WORK INSTRUCTIONS: Transcribe each line of the material as it is, and drop any picture.

━━━ DATASET ROWS

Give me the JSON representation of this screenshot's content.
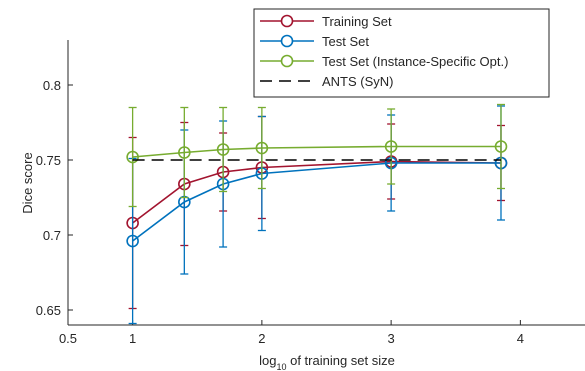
{
  "chart_data": {
    "type": "line",
    "xlabel": "log10 of training set size",
    "xlabel_parts": {
      "pre": "log",
      "sub": "10",
      "post": " of training set size"
    },
    "ylabel": "Dice score",
    "xlim": [
      0.5,
      4.5
    ],
    "ylim": [
      0.64,
      0.83
    ],
    "x_ticks": [
      {
        "value": 0.5,
        "label": "0.5"
      },
      {
        "value": 1,
        "label": "1"
      },
      {
        "value": 2,
        "label": "2"
      },
      {
        "value": 3,
        "label": "3"
      },
      {
        "value": 4,
        "label": "4"
      }
    ],
    "y_ticks": [
      {
        "value": 0.65,
        "label": "0.65"
      },
      {
        "value": 0.7,
        "label": "0.7"
      },
      {
        "value": 0.75,
        "label": "0.75"
      },
      {
        "value": 0.8,
        "label": "0.8"
      }
    ],
    "grid": false,
    "legend_position": "top-right",
    "series": [
      {
        "name": "Training Set",
        "color": "#a2142f",
        "marker": "circle",
        "linestyle": "solid",
        "x": [
          1,
          1.4,
          1.7,
          2,
          3,
          3.85
        ],
        "y": [
          0.708,
          0.734,
          0.742,
          0.745,
          0.749,
          0.748
        ],
        "err": [
          0.057,
          0.041,
          0.026,
          0.034,
          0.025,
          0.025
        ]
      },
      {
        "name": "Test Set",
        "color": "#0072bd",
        "marker": "circle",
        "linestyle": "solid",
        "x": [
          1,
          1.4,
          1.7,
          2,
          3,
          3.85
        ],
        "y": [
          0.696,
          0.722,
          0.734,
          0.741,
          0.748,
          0.748
        ],
        "err": [
          0.055,
          0.048,
          0.042,
          0.038,
          0.032,
          0.038
        ]
      },
      {
        "name": "Test Set (Instance-Specific Opt.)",
        "color": "#77ac30",
        "marker": "circle",
        "linestyle": "solid",
        "x": [
          1,
          1.4,
          1.7,
          2,
          3,
          3.85
        ],
        "y": [
          0.752,
          0.755,
          0.757,
          0.758,
          0.759,
          0.759
        ],
        "err": [
          0.033,
          0.03,
          0.028,
          0.027,
          0.025,
          0.028
        ]
      },
      {
        "name": "ANTS (SyN)",
        "color": "#000000",
        "marker": "none",
        "linestyle": "dashed",
        "x": [
          1,
          3.85
        ],
        "y": [
          0.75,
          0.75
        ]
      }
    ]
  }
}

━━━━━━

OUTPUT OF THE TASK:
Give me the JSON representation of this screenshot's content.
{
  "chart_data": {
    "type": "line",
    "xlabel": "log10 of training set size",
    "xlabel_parts": {
      "pre": "log",
      "sub": "10",
      "post": " of training set size"
    },
    "ylabel": "Dice score",
    "xlim": [
      0.5,
      4.5
    ],
    "ylim": [
      0.64,
      0.83
    ],
    "x_ticks": [
      {
        "value": 0.5,
        "label": "0.5"
      },
      {
        "value": 1,
        "label": "1"
      },
      {
        "value": 2,
        "label": "2"
      },
      {
        "value": 3,
        "label": "3"
      },
      {
        "value": 4,
        "label": "4"
      }
    ],
    "y_ticks": [
      {
        "value": 0.65,
        "label": "0.65"
      },
      {
        "value": 0.7,
        "label": "0.7"
      },
      {
        "value": 0.75,
        "label": "0.75"
      },
      {
        "value": 0.8,
        "label": "0.8"
      }
    ],
    "grid": false,
    "legend_position": "top-right",
    "series": [
      {
        "name": "Training Set",
        "color": "#a2142f",
        "marker": "circle",
        "linestyle": "solid",
        "x": [
          1,
          1.4,
          1.7,
          2,
          3,
          3.85
        ],
        "y": [
          0.708,
          0.734,
          0.742,
          0.745,
          0.749,
          0.748
        ],
        "err": [
          0.057,
          0.041,
          0.026,
          0.034,
          0.025,
          0.025
        ]
      },
      {
        "name": "Test Set",
        "color": "#0072bd",
        "marker": "circle",
        "linestyle": "solid",
        "x": [
          1,
          1.4,
          1.7,
          2,
          3,
          3.85
        ],
        "y": [
          0.696,
          0.722,
          0.734,
          0.741,
          0.748,
          0.748
        ],
        "err": [
          0.055,
          0.048,
          0.042,
          0.038,
          0.032,
          0.038
        ]
      },
      {
        "name": "Test Set (Instance-Specific Opt.)",
        "color": "#77ac30",
        "marker": "circle",
        "linestyle": "solid",
        "x": [
          1,
          1.4,
          1.7,
          2,
          3,
          3.85
        ],
        "y": [
          0.752,
          0.755,
          0.757,
          0.758,
          0.759,
          0.759
        ],
        "err": [
          0.033,
          0.03,
          0.028,
          0.027,
          0.025,
          0.028
        ]
      },
      {
        "name": "ANTS (SyN)",
        "color": "#000000",
        "marker": "none",
        "linestyle": "dashed",
        "x": [
          1,
          3.85
        ],
        "y": [
          0.75,
          0.75
        ]
      }
    ]
  }
}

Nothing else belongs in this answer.